● **Objective**: Look through the records below and collect all lines that hold the string "nejpozději".
>> begin
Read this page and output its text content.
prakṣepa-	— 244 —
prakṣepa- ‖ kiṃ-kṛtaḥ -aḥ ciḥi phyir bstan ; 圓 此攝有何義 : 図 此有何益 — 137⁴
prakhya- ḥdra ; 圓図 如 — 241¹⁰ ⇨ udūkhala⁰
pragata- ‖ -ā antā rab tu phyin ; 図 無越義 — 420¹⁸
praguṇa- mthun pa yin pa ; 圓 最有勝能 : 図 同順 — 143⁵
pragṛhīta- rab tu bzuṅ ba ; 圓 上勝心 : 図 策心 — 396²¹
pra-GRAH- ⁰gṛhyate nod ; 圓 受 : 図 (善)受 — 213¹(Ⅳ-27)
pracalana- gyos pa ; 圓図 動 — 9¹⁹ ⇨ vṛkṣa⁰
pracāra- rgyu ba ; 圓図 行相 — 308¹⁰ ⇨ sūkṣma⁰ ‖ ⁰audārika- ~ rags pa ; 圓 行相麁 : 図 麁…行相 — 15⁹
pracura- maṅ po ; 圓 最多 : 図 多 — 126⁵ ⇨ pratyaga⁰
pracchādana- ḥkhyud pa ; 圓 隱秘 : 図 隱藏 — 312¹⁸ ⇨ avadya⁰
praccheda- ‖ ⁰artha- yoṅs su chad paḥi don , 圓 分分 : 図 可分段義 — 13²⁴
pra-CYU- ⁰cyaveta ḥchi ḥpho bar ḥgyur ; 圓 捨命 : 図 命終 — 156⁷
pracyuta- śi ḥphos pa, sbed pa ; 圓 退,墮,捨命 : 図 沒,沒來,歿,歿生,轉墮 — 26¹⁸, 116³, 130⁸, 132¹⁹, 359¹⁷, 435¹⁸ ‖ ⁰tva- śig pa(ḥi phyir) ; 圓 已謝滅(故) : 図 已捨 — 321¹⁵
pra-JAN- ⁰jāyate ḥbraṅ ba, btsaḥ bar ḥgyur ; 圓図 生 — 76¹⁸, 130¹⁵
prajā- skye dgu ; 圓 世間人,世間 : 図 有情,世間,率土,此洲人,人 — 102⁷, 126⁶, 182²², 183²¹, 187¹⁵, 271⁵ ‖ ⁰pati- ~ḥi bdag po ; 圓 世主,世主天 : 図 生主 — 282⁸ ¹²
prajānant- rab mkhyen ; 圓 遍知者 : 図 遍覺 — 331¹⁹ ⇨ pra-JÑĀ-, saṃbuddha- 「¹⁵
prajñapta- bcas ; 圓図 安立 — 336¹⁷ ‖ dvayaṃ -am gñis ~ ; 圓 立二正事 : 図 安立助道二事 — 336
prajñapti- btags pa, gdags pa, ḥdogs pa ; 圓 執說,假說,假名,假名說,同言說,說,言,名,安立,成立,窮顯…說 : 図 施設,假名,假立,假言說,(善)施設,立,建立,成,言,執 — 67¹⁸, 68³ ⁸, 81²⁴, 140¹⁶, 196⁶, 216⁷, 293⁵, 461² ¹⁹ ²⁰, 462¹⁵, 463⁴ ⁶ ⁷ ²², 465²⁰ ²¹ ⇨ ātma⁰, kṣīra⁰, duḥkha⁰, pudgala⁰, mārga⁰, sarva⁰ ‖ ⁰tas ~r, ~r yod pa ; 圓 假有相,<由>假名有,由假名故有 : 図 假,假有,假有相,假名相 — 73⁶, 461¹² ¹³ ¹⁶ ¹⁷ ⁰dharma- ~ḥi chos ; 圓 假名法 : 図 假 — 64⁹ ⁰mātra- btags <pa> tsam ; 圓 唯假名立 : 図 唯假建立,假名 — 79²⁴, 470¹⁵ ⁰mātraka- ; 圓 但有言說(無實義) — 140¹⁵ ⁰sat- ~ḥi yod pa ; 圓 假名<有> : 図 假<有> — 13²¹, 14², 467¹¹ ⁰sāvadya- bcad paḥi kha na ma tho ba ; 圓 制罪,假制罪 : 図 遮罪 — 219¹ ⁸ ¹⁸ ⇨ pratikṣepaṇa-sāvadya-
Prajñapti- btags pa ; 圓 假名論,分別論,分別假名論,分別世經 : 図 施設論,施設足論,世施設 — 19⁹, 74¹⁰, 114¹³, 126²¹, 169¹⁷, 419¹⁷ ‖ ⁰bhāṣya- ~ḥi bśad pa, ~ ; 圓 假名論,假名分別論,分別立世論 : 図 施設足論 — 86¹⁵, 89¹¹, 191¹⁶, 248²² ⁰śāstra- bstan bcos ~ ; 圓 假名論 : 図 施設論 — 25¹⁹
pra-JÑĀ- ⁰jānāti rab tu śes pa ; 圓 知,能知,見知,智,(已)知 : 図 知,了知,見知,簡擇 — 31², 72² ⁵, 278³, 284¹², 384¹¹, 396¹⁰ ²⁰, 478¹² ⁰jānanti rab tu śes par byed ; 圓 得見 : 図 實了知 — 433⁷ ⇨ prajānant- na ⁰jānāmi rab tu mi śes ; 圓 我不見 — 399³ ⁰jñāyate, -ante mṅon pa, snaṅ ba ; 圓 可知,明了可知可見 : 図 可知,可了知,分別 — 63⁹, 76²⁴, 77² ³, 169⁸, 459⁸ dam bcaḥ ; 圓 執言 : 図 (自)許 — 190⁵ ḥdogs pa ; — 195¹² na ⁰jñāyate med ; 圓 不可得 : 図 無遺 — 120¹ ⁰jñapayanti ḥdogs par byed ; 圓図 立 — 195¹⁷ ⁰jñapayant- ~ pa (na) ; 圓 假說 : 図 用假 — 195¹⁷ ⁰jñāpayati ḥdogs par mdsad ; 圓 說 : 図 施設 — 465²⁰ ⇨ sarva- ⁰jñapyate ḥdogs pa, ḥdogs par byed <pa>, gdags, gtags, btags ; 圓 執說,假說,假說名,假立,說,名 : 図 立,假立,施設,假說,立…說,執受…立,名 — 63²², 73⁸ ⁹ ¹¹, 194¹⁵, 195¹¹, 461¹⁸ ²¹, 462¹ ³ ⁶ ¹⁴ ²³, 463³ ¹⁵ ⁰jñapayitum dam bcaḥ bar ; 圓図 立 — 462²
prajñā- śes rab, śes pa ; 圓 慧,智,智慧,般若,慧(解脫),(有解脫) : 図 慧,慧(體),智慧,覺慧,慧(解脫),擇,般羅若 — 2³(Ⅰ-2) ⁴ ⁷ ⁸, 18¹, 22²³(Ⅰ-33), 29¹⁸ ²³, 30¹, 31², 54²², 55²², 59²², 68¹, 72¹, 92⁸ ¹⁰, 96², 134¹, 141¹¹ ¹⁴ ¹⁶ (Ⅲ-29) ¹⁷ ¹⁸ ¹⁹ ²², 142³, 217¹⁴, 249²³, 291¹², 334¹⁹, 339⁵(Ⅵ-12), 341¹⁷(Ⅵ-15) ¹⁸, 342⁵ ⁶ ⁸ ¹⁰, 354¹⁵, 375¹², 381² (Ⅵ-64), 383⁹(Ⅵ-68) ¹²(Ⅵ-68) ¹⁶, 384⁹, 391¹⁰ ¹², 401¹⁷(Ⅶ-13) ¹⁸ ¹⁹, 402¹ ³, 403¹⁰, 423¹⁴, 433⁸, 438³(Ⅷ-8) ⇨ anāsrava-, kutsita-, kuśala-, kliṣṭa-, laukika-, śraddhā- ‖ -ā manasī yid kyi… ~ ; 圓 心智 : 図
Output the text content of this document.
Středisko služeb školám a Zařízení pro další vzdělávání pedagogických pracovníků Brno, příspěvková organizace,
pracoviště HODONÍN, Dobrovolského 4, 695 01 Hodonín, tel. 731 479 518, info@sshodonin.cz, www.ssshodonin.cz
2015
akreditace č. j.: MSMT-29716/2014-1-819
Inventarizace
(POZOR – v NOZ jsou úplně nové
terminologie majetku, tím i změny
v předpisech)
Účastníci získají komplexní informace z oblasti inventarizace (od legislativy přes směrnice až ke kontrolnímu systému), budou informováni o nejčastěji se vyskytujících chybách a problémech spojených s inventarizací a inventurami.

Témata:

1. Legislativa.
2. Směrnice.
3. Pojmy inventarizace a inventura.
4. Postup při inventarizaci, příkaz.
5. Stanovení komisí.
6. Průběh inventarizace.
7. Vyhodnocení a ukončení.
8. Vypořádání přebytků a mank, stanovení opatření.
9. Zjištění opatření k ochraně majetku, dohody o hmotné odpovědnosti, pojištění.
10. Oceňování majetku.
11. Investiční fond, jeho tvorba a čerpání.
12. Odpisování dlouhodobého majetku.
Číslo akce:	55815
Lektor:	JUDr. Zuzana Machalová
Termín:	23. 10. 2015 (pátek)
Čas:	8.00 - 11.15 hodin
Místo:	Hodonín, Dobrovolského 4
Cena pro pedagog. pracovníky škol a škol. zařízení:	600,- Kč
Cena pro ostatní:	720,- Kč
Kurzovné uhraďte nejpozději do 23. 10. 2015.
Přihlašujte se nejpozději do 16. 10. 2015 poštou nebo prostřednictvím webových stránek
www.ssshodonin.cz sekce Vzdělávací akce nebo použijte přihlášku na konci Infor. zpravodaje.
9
>> end
● **Full answer**:
Kurzovné uhraďte nejpozději do 23. 10. 2015.
Přihlašujte se nejpozději do 16. 10. 2015 poštou nebo prostřednictvím webových stránek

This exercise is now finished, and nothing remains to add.